• _Required task_: Present the data once more in exactly its original form.

»»

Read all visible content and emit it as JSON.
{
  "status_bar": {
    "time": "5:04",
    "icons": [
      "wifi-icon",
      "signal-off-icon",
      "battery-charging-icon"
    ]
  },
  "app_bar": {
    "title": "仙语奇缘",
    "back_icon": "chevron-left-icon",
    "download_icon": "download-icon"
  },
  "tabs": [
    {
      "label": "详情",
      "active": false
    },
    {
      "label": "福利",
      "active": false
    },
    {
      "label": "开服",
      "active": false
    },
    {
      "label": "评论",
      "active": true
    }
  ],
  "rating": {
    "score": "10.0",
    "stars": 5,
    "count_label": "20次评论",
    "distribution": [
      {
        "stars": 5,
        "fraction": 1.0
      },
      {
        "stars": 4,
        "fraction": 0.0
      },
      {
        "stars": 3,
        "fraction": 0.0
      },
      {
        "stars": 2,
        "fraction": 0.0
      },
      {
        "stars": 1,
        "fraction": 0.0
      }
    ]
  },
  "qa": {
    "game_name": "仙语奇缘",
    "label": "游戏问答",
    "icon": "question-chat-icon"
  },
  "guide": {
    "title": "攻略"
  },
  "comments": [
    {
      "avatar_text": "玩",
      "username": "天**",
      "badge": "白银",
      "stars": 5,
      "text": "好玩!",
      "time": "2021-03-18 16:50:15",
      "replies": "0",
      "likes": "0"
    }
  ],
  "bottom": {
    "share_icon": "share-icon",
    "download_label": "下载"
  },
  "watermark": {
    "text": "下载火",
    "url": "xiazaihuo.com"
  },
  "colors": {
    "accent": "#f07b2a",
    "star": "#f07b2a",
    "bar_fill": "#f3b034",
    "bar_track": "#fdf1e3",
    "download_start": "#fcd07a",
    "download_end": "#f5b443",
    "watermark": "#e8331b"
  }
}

««

• _In response_:
Read all visible content and emit it as JSON.
{
  "status_bar": {
    "time": "5:04",
    "icons": [
      "wifi-icon",
      "signal-off-icon",
      "battery-charging-icon"
    ]
  },
  "app_bar": {
    "title": "仙语奇缘",
    "back_icon": "chevron-left-icon",
    "download_icon": "download-icon"
  },
  "tabs": [
    {
      "label": "详情",
      "active": false
    },
    {
      "label": "福利",
      "active": false
    },
    {
      "label": "开服",
      "active": false
    },
    {
      "label": "评论",
      "active": true
    }
  ],
  "rating": {
    "score": "10.0",
    "stars": 5,
    "count_label": "20次评论",
    "distribution": [
      {
        "stars": 5,
        "fraction": 1.0
      },
      {
        "stars": 4,
        "fraction": 0.0
      },
      {
        "stars": 3,
        "fraction": 0.0
      },
      {
        "stars": 2,
        "fraction": 0.0
      },
      {
        "stars": 1,
        "fraction": 0.0
      }
    ]
  },
  "qa": {
    "game_name": "仙语奇缘",
    "label": "游戏问答",
    "icon": "question-chat-icon"
  },
  "guide": {
    "title": "攻略"
  },
  "comments": [
    {
      "avatar_text": "玩",
      "username": "天**",
      "badge": "白银",
      "stars": 5,
      "text": "好玩!",
      "time": "2021-03-18 16:50:15",
      "replies": "0",
      "likes": "0"
    }
  ],
  "bottom": {
    "share_icon": "share-icon",
    "download_label": "下载"
  },
  "watermark": {
    "text": "下载火",
    "url": "xiazaihuo.com"
  },
  "colors": {
    "accent": "#f07b2a",
    "star": "#f07b2a",
    "bar_fill": "#f3b034",
    "bar_track": "#fdf1e3",
    "download_start": "#fcd07a",
    "download_end": "#f5b443",
    "watermark": "#e8331b"
  }
}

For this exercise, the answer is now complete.